(Records contained in a dataset)
══════════════════════════════

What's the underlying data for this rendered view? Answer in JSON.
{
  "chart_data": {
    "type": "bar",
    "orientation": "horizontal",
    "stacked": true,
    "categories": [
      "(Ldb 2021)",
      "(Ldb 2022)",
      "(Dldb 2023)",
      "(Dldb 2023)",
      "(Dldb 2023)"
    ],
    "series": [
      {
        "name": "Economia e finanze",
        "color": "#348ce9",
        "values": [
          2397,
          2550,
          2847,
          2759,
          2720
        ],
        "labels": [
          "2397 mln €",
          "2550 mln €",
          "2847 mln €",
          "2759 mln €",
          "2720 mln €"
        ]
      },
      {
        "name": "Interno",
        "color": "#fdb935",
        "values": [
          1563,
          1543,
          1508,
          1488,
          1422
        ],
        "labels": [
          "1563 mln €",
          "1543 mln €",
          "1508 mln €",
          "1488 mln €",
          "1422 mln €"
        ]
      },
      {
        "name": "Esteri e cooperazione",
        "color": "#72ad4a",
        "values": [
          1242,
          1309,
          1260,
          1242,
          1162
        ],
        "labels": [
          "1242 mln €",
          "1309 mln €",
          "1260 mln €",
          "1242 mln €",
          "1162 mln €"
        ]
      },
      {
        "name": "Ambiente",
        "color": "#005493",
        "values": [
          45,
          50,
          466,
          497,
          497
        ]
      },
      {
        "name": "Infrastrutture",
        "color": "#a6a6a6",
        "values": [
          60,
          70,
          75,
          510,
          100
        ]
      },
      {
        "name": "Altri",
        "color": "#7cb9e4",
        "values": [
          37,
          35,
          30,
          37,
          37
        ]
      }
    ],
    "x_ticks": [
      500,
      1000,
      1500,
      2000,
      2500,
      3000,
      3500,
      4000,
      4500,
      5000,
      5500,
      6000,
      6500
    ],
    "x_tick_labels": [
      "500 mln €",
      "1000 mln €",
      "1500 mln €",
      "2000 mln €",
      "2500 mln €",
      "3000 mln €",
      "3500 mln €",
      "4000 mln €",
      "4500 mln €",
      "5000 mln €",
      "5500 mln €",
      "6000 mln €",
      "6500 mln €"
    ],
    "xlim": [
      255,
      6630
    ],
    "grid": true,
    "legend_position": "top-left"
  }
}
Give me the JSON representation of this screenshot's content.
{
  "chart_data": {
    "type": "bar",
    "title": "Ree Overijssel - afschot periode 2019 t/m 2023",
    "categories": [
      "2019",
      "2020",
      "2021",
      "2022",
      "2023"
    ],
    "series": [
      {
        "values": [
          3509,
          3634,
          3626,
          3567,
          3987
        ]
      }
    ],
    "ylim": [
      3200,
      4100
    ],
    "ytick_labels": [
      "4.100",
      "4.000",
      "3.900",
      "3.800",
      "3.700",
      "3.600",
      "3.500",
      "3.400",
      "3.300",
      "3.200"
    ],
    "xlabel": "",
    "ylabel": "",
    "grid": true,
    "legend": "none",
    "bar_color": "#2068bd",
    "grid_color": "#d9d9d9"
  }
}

══════════════════════════════

§ **STATED PROBLEM**: Check the records above line by line and tally those holding the string "JSON". Answer with the number only.

§ **CORRECT RESPONSE**: 2